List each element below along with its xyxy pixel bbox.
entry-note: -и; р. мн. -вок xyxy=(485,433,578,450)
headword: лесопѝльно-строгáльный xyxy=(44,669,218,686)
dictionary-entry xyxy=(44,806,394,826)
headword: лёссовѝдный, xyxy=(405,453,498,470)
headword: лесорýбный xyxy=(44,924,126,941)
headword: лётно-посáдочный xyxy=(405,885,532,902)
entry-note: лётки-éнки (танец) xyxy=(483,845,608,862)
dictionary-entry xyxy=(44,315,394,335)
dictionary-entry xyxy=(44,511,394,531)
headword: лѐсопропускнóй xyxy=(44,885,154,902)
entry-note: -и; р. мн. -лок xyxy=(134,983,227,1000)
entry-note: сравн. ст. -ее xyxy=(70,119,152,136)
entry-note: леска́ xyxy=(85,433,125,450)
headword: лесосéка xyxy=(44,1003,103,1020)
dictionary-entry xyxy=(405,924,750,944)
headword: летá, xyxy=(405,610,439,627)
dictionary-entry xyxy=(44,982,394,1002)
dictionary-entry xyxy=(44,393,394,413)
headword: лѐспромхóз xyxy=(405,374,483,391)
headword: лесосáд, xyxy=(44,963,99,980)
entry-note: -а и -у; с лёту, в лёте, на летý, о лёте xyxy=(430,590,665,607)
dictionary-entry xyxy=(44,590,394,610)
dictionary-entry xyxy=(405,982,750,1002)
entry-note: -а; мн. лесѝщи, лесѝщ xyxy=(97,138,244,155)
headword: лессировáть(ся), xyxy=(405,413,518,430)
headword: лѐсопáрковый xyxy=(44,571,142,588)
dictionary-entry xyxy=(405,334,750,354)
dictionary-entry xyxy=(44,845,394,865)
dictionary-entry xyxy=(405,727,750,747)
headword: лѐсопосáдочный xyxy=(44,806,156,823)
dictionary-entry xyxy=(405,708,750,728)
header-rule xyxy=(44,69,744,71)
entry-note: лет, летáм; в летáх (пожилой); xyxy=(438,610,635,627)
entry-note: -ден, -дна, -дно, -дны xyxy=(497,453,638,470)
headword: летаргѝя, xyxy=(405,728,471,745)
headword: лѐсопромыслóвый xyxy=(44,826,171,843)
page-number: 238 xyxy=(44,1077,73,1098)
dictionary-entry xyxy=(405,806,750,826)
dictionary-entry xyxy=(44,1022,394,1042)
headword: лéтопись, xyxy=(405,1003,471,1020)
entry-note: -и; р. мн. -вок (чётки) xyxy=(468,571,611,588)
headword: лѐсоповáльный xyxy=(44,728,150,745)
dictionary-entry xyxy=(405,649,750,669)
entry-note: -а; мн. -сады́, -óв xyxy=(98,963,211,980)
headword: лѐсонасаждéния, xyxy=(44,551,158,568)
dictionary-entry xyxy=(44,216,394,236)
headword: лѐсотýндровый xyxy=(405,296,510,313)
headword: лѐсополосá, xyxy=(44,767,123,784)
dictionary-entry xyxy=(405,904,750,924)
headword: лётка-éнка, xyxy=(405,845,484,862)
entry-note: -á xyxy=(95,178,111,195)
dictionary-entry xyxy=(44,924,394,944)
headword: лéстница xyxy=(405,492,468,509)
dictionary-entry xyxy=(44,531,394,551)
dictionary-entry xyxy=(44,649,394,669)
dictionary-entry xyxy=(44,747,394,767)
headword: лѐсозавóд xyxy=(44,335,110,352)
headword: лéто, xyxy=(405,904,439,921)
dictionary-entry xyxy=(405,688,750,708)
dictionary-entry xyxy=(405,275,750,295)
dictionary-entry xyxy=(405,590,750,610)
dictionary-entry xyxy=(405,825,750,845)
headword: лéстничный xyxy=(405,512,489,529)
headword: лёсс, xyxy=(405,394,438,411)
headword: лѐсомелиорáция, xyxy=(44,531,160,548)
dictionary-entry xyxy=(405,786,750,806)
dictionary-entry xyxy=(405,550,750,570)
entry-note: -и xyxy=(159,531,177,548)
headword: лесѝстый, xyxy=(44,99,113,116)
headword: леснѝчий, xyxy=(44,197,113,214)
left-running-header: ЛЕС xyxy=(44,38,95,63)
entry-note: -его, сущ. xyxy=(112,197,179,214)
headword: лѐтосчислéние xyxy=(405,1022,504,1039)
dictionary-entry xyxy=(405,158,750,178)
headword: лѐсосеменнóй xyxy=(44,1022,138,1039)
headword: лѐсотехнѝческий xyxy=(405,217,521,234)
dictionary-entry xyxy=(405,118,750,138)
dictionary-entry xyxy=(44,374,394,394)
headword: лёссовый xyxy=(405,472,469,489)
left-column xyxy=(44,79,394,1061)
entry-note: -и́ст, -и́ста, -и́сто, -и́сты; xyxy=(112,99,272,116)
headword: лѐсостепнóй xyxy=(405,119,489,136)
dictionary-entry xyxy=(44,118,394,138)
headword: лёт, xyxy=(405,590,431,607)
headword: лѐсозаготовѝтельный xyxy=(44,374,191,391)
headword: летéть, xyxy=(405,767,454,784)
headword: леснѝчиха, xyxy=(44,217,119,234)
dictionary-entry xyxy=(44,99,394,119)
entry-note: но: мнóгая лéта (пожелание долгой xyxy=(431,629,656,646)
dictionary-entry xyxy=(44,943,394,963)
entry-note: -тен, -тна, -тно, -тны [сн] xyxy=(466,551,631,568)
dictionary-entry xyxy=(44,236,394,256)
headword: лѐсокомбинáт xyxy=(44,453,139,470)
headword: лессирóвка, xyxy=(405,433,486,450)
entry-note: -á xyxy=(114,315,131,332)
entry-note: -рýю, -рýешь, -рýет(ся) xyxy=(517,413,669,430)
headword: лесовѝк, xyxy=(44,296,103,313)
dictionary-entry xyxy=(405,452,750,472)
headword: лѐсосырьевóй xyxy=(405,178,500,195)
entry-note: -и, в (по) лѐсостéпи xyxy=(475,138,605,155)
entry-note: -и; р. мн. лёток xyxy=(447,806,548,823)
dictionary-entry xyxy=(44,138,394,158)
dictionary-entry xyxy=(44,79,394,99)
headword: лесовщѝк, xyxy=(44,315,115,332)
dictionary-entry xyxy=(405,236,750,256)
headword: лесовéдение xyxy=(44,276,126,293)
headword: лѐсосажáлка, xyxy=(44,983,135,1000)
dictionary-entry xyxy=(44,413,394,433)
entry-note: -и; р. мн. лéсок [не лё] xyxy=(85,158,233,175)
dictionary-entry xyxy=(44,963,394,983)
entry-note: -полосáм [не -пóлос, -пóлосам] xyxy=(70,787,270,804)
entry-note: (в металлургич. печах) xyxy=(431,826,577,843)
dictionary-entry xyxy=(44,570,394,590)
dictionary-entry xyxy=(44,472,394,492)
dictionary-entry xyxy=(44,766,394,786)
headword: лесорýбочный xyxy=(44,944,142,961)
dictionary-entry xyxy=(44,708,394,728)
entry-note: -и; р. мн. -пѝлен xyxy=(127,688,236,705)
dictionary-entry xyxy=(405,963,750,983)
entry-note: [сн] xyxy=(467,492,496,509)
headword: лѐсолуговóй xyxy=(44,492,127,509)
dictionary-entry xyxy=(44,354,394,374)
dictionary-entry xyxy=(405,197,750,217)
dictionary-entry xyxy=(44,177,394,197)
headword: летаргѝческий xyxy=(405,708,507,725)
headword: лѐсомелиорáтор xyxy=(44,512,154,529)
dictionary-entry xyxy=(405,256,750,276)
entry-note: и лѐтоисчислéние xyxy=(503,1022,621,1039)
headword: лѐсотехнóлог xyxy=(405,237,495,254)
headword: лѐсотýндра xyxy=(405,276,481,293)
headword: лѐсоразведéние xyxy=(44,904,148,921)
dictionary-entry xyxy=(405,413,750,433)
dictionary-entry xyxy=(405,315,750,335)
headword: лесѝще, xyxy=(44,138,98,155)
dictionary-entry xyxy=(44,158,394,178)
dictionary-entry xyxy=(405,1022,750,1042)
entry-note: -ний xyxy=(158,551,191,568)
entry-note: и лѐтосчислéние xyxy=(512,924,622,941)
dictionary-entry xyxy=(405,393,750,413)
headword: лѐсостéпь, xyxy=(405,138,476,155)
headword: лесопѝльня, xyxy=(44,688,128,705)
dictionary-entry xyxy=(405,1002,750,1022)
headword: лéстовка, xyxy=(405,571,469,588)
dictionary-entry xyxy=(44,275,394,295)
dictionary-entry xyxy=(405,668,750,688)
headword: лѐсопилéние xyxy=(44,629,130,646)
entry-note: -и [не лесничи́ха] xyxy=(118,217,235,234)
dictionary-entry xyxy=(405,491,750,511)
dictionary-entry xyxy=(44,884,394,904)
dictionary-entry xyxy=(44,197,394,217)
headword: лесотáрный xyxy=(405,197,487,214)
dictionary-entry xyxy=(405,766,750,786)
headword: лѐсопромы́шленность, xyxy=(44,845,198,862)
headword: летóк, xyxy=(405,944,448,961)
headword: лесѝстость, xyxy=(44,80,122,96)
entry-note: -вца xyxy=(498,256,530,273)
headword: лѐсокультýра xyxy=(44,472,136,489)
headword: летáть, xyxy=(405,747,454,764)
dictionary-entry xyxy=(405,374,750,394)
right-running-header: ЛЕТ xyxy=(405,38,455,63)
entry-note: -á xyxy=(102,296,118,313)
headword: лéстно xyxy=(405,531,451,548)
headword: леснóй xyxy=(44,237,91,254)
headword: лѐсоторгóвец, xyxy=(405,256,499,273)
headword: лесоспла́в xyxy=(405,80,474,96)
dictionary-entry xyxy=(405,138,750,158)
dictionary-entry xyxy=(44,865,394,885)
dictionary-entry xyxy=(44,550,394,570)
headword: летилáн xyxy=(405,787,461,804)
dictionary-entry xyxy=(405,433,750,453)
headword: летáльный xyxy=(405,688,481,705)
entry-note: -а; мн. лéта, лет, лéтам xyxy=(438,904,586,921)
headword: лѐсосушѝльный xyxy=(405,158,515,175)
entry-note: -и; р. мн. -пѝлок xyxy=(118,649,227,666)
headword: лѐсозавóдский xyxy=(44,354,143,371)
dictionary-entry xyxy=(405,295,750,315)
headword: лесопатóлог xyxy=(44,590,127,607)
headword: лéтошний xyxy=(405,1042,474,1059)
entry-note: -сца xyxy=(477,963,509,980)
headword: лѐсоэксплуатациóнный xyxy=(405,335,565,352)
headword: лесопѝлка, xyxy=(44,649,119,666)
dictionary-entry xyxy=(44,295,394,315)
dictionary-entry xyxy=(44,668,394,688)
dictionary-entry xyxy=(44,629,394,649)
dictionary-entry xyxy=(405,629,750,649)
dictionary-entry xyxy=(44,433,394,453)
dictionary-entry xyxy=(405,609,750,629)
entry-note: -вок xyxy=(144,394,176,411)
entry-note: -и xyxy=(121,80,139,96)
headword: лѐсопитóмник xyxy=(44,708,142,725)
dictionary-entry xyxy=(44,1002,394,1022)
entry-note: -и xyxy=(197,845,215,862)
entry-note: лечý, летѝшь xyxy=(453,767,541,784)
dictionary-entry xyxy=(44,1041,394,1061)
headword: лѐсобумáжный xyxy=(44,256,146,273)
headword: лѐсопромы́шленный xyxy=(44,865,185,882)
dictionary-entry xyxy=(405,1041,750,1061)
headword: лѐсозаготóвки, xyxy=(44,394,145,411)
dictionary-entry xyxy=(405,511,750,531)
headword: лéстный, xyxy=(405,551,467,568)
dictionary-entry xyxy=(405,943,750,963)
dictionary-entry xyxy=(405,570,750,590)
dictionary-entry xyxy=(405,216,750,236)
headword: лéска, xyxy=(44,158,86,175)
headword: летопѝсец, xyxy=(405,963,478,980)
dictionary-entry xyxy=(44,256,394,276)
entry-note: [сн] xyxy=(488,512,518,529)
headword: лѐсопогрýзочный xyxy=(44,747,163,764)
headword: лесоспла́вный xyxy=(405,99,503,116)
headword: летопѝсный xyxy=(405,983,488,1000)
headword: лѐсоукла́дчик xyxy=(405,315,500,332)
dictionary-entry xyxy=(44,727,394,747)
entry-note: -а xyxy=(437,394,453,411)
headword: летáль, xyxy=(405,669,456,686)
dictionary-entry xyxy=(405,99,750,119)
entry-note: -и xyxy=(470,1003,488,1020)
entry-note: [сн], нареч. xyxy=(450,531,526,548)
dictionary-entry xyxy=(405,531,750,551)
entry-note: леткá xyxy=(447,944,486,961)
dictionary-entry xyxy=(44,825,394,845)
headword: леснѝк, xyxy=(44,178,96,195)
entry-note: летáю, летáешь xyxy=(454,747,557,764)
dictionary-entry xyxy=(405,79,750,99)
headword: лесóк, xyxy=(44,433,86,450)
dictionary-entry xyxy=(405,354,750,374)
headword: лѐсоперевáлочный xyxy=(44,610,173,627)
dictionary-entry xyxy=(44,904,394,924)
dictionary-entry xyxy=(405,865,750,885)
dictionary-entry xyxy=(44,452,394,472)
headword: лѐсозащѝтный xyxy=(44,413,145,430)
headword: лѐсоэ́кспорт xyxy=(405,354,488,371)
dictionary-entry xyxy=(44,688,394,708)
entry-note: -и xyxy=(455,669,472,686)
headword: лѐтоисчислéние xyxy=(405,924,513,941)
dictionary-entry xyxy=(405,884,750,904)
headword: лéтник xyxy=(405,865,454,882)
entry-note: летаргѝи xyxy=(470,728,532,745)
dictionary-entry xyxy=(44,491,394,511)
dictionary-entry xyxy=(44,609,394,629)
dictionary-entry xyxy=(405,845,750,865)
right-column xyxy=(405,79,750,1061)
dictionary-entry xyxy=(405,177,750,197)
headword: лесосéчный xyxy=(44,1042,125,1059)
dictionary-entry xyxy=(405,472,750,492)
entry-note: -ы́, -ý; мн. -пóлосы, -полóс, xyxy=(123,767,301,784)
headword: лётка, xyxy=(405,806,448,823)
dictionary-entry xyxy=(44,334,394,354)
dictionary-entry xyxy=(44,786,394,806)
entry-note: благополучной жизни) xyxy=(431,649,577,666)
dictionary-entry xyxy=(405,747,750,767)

----------------

Brief:
Extract each line of the data above that contains the word "лётка".

Solution to the exercise:
headword: лётка-éнка, xyxy=(405,845,484,862)
headword: лётка, xyxy=(405,806,448,823)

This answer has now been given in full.